# [Information given]

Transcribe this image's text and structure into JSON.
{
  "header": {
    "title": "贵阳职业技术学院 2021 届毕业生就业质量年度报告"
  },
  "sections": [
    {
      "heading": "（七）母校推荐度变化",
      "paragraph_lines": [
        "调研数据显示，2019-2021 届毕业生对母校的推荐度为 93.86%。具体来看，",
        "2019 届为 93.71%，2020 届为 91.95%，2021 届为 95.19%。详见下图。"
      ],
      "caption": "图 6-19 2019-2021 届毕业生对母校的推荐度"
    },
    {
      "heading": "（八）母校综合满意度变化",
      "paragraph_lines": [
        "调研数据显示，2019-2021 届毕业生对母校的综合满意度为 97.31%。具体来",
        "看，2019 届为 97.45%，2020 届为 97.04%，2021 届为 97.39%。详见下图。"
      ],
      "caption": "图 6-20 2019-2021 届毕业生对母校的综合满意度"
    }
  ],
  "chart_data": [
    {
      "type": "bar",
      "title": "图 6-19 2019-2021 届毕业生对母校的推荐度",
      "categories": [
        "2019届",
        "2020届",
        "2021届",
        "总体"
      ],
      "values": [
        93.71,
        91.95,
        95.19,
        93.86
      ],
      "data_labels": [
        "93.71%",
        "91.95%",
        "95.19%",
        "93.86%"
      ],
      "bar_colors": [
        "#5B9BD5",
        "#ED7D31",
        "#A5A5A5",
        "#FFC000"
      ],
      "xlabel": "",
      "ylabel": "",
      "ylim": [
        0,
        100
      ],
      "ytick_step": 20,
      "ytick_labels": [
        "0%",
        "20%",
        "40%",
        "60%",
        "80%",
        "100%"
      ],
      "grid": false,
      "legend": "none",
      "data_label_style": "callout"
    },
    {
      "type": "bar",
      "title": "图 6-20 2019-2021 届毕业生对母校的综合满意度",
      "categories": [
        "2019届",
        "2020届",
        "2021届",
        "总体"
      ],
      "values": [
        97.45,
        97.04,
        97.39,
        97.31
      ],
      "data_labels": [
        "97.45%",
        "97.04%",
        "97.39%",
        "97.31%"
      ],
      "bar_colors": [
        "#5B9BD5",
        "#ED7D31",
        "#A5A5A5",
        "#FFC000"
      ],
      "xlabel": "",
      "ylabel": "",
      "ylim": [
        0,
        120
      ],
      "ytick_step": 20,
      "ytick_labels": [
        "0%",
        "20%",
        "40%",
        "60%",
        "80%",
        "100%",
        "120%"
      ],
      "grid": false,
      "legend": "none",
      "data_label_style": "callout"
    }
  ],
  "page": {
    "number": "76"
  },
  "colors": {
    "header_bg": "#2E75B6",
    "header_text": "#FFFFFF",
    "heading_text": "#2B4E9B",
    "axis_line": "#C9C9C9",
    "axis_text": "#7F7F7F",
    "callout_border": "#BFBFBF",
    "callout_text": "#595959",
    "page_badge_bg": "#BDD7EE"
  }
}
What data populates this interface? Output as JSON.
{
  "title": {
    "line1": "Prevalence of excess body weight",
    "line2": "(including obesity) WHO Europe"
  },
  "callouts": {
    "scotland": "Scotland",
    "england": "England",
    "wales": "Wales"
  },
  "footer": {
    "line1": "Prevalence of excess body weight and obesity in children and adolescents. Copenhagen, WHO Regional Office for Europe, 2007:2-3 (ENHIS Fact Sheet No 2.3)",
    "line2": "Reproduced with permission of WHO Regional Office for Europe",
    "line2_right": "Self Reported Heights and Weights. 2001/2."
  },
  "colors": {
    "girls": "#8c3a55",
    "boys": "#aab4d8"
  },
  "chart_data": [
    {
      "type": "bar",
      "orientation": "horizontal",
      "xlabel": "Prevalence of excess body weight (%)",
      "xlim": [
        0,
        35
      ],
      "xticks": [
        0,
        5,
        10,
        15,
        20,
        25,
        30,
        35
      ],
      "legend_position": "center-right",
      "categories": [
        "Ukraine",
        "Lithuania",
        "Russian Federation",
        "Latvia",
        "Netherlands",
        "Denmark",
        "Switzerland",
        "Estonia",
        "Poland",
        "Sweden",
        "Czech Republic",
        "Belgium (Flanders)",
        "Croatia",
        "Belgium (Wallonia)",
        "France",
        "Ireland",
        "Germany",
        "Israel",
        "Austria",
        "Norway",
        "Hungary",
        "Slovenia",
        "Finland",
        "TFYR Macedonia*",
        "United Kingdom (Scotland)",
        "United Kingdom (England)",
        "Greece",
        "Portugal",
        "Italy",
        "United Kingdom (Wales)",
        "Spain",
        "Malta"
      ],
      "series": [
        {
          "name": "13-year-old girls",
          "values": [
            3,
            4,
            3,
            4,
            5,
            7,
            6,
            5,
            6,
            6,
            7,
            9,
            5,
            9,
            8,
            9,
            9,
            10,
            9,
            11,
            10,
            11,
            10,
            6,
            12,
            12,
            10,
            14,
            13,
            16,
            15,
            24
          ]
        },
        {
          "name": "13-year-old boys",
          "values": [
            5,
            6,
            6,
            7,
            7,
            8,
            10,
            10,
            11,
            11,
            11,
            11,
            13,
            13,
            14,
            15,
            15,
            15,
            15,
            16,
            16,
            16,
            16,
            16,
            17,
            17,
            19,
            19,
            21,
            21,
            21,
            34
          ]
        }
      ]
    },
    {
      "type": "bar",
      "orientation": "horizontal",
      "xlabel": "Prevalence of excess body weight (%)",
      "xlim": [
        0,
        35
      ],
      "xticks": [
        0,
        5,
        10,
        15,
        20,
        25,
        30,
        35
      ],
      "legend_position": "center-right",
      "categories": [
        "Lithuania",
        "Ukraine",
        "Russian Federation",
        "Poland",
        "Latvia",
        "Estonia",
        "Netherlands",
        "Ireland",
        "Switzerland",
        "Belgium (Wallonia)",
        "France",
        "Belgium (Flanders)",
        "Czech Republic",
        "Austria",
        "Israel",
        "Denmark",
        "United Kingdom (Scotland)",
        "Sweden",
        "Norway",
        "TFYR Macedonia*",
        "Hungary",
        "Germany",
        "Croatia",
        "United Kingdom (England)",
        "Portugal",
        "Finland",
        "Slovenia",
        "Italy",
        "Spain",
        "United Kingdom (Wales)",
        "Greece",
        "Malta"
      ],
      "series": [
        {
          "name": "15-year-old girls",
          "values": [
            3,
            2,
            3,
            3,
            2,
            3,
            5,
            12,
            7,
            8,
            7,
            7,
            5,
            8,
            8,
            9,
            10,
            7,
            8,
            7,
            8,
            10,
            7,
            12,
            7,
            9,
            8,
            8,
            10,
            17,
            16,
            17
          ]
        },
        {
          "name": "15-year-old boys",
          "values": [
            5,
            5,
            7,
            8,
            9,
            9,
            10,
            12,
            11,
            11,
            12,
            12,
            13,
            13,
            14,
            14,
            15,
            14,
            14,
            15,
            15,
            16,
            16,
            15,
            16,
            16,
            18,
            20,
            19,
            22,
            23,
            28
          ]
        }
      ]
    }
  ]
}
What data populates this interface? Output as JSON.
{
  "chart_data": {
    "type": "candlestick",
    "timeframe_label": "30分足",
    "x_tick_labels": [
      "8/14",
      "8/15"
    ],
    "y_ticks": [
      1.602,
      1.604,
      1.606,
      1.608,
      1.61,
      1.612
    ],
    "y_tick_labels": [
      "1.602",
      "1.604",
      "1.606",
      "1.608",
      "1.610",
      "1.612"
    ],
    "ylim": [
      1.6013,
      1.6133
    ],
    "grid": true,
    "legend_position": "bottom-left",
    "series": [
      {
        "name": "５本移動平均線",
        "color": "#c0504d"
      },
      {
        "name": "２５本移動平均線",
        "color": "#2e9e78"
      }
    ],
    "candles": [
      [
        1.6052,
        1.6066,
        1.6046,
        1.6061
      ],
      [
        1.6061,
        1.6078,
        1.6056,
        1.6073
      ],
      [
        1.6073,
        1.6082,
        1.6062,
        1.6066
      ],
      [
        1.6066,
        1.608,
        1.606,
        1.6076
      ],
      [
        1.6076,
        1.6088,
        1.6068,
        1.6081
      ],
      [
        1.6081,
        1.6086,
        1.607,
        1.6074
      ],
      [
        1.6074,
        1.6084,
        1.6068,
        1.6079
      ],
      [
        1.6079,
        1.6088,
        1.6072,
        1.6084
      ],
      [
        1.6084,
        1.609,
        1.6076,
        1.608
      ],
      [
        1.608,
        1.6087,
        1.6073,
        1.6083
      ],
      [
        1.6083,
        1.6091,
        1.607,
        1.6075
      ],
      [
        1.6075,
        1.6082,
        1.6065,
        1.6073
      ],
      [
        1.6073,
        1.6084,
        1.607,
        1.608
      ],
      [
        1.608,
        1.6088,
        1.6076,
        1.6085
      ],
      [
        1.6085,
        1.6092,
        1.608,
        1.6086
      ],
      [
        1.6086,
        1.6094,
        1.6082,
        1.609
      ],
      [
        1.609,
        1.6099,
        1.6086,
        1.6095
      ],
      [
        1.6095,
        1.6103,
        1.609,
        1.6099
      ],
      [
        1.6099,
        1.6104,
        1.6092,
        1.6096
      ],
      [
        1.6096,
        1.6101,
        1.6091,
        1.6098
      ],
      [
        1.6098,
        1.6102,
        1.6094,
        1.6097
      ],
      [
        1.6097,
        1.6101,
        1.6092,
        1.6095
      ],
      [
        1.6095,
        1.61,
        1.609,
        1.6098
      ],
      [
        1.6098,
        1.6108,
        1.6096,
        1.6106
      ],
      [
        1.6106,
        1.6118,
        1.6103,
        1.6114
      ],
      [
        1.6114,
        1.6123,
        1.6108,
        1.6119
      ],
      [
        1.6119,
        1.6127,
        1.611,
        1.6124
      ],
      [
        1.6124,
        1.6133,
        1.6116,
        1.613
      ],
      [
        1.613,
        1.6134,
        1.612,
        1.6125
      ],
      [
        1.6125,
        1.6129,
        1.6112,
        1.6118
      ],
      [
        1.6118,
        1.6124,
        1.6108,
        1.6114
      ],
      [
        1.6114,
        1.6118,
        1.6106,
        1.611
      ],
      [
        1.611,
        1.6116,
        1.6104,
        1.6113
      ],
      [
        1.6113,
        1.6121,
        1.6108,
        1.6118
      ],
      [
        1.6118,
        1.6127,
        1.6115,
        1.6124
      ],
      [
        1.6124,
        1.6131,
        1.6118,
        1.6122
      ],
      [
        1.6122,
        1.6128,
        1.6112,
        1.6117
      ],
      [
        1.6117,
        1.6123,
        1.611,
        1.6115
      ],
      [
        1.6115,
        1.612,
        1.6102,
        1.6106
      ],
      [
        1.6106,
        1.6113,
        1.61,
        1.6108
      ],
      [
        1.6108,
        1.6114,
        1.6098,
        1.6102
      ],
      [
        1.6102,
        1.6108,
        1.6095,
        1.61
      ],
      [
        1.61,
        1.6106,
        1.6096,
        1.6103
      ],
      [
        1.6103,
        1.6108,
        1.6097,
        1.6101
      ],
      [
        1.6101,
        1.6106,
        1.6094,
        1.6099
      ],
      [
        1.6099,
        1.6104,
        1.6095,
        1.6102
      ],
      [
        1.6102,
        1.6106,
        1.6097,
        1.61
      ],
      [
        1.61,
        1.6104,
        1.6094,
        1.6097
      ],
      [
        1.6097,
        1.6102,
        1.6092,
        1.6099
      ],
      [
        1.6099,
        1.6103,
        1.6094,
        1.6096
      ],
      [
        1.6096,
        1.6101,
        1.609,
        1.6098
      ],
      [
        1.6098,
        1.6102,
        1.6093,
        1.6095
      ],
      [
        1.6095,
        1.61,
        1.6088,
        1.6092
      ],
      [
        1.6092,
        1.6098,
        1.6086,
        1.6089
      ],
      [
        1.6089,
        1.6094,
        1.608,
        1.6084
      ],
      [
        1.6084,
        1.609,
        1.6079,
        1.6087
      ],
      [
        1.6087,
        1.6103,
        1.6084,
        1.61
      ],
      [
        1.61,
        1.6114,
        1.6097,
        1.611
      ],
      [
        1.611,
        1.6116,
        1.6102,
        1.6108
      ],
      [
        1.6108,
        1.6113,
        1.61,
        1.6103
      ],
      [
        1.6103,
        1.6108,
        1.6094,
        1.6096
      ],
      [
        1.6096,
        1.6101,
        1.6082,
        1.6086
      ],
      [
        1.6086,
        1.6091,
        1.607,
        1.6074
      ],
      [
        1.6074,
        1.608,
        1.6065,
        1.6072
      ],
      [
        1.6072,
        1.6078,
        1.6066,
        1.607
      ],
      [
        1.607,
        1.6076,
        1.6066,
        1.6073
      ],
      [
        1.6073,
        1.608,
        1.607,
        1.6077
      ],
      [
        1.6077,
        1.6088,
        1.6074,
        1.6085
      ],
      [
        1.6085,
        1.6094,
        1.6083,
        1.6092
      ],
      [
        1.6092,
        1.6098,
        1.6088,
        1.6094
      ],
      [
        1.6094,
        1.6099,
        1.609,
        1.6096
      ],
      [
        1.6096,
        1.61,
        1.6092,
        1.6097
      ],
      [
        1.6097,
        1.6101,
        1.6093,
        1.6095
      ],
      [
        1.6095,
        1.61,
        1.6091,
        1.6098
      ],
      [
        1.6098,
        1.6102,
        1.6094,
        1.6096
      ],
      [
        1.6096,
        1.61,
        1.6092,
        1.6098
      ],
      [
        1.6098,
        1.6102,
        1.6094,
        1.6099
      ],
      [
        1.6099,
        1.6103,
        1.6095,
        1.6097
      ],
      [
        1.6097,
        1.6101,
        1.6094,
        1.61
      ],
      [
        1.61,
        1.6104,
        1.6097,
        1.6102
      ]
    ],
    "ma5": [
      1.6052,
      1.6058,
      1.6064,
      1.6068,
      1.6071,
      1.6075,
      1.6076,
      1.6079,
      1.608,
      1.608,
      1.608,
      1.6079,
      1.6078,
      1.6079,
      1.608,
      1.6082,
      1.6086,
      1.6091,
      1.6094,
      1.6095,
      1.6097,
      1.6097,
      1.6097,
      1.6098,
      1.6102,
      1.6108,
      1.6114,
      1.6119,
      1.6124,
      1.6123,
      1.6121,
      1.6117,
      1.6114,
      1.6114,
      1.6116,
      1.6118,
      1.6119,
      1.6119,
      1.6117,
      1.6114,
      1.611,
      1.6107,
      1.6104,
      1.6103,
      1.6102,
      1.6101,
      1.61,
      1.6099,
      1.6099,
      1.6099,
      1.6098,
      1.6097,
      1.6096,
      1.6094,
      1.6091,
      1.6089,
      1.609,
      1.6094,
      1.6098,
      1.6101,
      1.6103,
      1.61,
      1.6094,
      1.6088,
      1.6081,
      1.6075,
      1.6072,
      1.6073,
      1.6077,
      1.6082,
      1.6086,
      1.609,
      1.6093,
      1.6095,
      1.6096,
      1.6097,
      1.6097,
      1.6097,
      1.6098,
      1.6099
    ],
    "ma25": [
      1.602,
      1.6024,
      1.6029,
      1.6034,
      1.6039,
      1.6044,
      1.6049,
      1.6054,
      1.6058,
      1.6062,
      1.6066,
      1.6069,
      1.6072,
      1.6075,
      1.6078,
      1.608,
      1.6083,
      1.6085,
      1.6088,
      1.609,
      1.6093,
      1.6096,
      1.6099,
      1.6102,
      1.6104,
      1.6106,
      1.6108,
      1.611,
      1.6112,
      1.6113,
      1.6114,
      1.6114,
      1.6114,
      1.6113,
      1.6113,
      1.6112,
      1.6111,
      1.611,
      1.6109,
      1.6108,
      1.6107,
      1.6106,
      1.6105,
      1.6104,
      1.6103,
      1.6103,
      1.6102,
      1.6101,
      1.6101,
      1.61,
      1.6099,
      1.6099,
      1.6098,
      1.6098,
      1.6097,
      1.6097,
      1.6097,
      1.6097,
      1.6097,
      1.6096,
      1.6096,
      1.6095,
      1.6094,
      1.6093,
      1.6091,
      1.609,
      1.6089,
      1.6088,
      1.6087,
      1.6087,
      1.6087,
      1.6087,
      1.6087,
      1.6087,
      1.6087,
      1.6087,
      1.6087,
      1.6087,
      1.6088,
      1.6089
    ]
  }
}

# [What this task involves]
Gather every line from the listing above in which "boys" appears, and copy those lines.

# [The reply]
    "boys": "#aab4d8"
          "name": "13-year-old boys",
          "name": "15-year-old boys",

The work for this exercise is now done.